*Short task:*
Extract each line holding the word "Match" from the entries.

*Working data:*
********
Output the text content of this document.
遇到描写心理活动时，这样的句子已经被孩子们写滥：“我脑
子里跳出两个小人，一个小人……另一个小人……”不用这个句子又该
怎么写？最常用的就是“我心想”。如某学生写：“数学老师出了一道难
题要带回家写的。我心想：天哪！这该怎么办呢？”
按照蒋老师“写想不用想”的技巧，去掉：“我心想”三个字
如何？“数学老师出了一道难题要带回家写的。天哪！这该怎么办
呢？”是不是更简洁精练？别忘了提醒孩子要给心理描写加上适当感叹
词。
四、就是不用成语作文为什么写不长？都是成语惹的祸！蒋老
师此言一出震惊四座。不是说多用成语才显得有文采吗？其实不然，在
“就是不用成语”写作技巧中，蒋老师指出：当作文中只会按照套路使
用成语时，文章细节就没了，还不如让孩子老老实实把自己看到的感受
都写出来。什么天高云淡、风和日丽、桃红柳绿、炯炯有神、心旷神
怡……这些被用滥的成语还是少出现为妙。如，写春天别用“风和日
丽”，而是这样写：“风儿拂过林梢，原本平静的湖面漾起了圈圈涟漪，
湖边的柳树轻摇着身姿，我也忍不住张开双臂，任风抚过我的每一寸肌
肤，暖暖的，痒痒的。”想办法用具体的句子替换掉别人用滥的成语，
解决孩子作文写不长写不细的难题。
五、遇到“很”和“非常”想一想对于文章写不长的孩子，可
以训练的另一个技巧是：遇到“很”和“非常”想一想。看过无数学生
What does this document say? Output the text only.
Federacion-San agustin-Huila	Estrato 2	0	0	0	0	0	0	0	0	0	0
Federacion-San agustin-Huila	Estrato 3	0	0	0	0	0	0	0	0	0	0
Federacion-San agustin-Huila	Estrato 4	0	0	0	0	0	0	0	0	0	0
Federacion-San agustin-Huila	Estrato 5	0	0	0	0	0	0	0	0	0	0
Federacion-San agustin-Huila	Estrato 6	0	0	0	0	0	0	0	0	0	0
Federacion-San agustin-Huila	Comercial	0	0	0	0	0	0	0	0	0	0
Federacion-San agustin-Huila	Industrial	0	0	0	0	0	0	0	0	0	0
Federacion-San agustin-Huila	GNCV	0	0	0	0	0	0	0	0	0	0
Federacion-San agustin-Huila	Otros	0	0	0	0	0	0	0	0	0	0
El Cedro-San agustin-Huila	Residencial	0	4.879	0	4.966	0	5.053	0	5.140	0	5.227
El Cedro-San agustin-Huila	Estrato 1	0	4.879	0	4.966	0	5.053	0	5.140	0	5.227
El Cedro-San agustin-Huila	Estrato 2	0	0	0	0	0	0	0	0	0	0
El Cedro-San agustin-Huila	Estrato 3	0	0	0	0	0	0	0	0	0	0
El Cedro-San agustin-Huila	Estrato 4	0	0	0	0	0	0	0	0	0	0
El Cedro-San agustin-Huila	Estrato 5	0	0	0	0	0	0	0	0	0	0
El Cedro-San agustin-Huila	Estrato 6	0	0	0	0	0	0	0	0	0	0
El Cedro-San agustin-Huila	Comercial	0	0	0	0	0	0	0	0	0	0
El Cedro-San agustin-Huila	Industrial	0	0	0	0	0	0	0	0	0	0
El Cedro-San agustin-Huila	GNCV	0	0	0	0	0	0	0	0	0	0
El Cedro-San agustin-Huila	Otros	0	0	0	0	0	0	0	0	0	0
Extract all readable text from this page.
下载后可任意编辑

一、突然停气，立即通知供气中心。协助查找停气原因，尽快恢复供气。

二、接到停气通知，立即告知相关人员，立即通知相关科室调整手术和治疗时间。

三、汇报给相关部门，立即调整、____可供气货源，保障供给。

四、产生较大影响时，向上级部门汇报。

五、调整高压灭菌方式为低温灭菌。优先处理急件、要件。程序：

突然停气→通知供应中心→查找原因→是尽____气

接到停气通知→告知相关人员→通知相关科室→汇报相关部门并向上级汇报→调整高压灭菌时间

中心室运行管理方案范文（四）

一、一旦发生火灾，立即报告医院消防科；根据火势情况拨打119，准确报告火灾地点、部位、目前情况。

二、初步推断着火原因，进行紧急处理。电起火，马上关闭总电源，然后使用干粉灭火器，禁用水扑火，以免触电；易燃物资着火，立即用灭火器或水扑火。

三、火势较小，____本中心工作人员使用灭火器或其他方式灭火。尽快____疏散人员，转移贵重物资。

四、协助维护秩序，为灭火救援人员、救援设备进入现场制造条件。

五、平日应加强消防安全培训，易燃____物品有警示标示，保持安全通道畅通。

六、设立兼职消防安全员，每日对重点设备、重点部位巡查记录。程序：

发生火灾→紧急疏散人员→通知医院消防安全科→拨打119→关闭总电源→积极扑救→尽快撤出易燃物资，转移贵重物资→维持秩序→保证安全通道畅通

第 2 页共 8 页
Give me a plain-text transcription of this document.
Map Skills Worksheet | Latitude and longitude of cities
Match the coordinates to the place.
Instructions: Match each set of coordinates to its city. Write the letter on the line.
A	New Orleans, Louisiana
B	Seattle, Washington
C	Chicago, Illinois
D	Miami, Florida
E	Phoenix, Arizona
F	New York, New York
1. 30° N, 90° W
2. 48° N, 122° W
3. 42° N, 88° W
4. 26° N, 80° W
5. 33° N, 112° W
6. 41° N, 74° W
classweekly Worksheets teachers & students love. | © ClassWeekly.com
********
*Problem solution:*
Match the coordinates to the place.
Instructions: Match each set of coordinates to its city. Write the letter on the line.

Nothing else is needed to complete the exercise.